**Aim:** Out of the lines below, please list those that hold the string "Programming".

**Data provided:**

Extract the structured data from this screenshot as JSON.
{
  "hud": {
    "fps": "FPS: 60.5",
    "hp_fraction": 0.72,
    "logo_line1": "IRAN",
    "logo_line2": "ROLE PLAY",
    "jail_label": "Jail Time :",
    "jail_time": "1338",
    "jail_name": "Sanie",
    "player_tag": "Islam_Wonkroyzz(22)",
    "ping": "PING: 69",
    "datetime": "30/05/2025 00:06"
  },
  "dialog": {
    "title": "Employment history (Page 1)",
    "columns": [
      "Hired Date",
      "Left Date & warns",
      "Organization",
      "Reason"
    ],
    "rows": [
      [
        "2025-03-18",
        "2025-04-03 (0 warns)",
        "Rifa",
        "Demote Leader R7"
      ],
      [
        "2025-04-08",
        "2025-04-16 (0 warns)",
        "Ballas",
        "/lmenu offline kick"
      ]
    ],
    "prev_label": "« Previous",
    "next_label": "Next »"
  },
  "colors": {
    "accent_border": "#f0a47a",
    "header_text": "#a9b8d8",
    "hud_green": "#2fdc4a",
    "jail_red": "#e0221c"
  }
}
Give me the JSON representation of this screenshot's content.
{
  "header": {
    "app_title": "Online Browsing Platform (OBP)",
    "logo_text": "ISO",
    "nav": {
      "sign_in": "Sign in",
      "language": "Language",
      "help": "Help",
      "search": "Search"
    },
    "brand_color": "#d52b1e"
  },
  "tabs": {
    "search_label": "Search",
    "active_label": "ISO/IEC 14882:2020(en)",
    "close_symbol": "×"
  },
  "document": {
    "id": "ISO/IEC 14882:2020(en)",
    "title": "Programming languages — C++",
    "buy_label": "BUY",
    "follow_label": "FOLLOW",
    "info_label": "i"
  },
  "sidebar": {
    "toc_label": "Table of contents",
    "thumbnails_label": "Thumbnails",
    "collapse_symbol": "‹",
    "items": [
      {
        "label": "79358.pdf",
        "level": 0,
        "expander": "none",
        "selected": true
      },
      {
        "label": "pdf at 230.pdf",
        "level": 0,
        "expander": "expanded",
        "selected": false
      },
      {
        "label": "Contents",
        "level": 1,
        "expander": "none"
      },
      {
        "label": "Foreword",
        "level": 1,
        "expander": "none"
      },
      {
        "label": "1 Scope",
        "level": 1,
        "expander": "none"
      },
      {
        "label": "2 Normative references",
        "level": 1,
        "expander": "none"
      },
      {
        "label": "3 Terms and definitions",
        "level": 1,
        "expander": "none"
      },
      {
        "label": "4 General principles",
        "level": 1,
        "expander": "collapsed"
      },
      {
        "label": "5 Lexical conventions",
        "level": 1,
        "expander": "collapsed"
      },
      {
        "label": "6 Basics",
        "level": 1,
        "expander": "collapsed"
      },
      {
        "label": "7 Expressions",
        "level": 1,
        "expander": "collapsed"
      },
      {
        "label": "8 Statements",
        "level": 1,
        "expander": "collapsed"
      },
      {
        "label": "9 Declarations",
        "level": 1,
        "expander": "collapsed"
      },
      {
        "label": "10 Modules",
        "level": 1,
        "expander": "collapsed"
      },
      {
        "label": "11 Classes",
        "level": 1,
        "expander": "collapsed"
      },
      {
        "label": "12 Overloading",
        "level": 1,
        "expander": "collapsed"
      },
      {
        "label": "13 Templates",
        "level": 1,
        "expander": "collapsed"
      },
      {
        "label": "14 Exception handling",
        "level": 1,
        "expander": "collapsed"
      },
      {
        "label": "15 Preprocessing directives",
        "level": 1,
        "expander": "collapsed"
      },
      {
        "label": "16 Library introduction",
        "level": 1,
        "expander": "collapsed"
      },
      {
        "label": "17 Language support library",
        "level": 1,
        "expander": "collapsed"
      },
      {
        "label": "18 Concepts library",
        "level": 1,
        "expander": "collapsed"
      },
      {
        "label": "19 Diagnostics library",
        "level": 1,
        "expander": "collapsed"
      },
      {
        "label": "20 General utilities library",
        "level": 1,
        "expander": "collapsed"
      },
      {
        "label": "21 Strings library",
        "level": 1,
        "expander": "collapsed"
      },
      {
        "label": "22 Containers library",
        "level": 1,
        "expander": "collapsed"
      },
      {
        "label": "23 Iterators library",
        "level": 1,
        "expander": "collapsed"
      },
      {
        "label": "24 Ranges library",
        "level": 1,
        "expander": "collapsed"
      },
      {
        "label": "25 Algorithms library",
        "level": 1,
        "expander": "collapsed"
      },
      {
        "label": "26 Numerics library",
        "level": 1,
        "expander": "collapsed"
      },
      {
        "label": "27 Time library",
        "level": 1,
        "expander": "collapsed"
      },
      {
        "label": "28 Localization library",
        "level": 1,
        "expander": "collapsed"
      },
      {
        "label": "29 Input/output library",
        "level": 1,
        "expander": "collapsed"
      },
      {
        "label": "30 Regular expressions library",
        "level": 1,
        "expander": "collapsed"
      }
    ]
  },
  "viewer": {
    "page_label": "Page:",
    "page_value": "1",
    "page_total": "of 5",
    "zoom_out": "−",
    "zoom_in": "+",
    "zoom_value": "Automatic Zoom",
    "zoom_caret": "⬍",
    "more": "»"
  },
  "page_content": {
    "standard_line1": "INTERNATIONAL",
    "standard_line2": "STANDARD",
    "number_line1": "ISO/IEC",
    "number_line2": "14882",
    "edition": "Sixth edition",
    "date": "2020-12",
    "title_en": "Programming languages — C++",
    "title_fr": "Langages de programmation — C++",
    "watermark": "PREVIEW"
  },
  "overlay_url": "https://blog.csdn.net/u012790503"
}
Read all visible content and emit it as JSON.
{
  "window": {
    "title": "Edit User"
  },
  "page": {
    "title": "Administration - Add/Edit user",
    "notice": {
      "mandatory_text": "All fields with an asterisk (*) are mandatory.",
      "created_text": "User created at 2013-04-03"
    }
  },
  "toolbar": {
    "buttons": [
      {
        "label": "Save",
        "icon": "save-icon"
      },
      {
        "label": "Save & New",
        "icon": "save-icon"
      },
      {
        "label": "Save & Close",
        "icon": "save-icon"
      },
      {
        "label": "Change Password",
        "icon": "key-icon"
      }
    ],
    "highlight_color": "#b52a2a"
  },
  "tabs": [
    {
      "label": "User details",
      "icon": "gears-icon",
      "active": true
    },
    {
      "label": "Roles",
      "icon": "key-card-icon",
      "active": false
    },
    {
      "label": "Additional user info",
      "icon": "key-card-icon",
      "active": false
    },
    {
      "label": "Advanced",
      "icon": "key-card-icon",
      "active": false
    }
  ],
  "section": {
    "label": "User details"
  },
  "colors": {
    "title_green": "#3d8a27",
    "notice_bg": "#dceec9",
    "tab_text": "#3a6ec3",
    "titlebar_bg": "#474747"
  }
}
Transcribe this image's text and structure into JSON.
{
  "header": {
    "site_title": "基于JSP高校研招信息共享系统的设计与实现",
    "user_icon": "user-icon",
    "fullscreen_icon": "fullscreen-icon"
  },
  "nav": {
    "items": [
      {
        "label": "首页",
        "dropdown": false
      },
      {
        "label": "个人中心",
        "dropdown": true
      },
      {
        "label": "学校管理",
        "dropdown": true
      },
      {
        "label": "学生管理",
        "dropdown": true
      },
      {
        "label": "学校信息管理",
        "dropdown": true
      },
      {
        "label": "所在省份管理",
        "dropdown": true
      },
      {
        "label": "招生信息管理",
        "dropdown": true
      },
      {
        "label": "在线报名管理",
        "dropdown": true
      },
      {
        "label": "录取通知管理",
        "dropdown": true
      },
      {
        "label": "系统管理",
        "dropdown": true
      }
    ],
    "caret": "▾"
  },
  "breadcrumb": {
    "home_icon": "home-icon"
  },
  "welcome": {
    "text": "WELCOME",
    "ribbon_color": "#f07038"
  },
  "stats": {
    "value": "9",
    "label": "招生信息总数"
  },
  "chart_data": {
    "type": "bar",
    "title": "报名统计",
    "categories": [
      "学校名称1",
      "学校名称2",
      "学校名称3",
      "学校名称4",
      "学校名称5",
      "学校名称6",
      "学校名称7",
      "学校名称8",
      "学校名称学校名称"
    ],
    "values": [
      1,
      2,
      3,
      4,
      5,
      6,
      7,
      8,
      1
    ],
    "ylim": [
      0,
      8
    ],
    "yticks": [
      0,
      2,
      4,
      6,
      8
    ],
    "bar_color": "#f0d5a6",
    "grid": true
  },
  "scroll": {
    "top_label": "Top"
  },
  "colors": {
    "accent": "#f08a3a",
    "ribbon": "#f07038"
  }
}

**Full response:**
    "title": "Programming languages — C++",
    "title_en": "Programming languages — C++",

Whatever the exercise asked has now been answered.